-- BEGIN Data shown --

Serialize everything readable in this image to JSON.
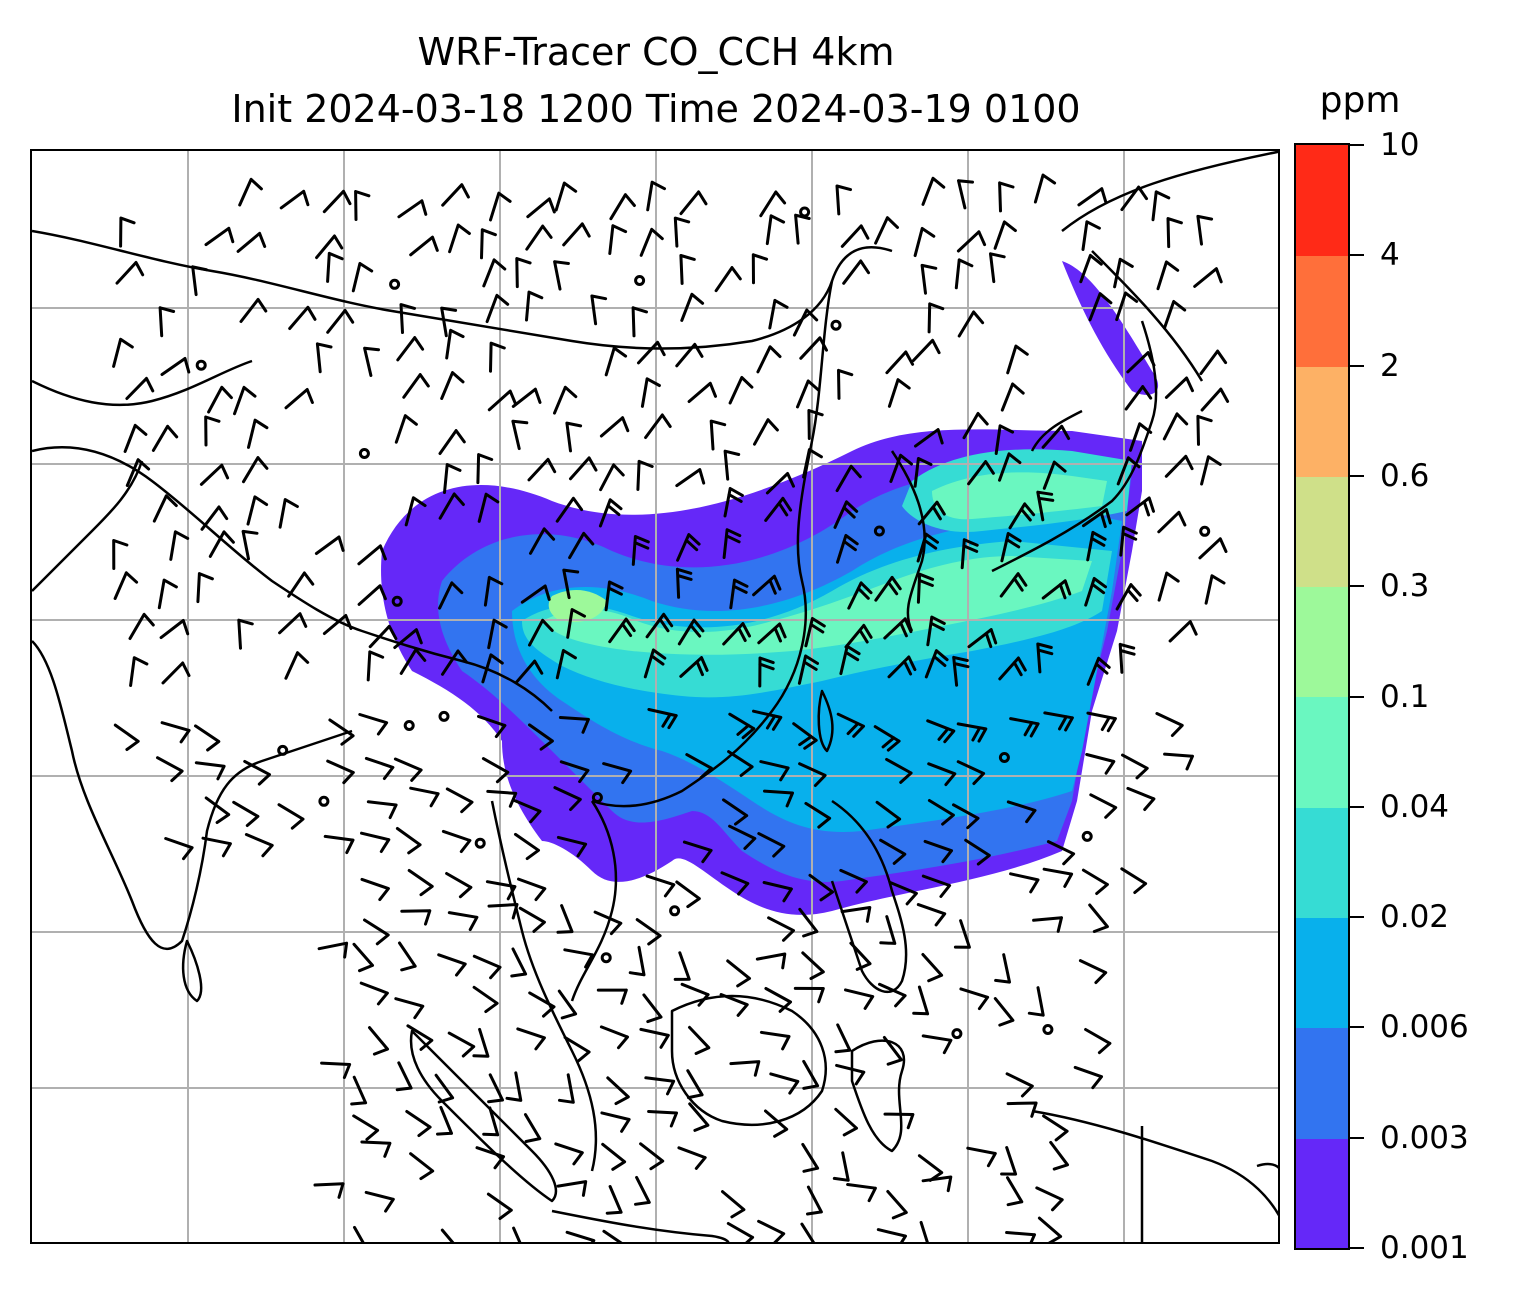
{
  "title": {
    "line1": "WRF-Tracer CO_CCH 4km",
    "line2": "Init 2024-03-18 1200 Time 2024-03-19 0100"
  },
  "colorbar": {
    "unit": "ppm",
    "levels": [
      "0.001",
      "0.003",
      "0.006",
      "0.02",
      "0.04",
      "0.1",
      "0.3",
      "0.6",
      "2",
      "4",
      "10"
    ],
    "colors": [
      "#6528f8",
      "#3274f0",
      "#08b0ec",
      "#36dcd4",
      "#6af7c0",
      "#9df99a",
      "#cfe089",
      "#fdb165",
      "#ff6f3a",
      "#ff2a17"
    ]
  },
  "map": {
    "gridlines": true,
    "wind_barbs": true,
    "coastlines": true,
    "field": "CO_CCH concentration"
  },
  "colors": {
    "coast": "#000000",
    "grid": "#b0b0b0",
    "barb": "#000000"
  }
}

-- END Data shown --

All the lines above are to be given again exactly as they read, with the pictures removed.

_Written solution_
Serialize everything readable in this image to JSON.
{
  "title": {
    "line1": "WRF-Tracer CO_CCH 4km",
    "line2": "Init 2024-03-18 1200 Time 2024-03-19 0100"
  },
  "colorbar": {
    "unit": "ppm",
    "levels": [
      "0.001",
      "0.003",
      "0.006",
      "0.02",
      "0.04",
      "0.1",
      "0.3",
      "0.6",
      "2",
      "4",
      "10"
    ],
    "colors": [
      "#6528f8",
      "#3274f0",
      "#08b0ec",
      "#36dcd4",
      "#6af7c0",
      "#9df99a",
      "#cfe089",
      "#fdb165",
      "#ff6f3a",
      "#ff2a17"
    ]
  },
  "map": {
    "gridlines": true,
    "wind_barbs": true,
    "coastlines": true,
    "field": "CO_CCH concentration"
  },
  "colors": {
    "coast": "#000000",
    "grid": "#b0b0b0",
    "barb": "#000000"
  }
}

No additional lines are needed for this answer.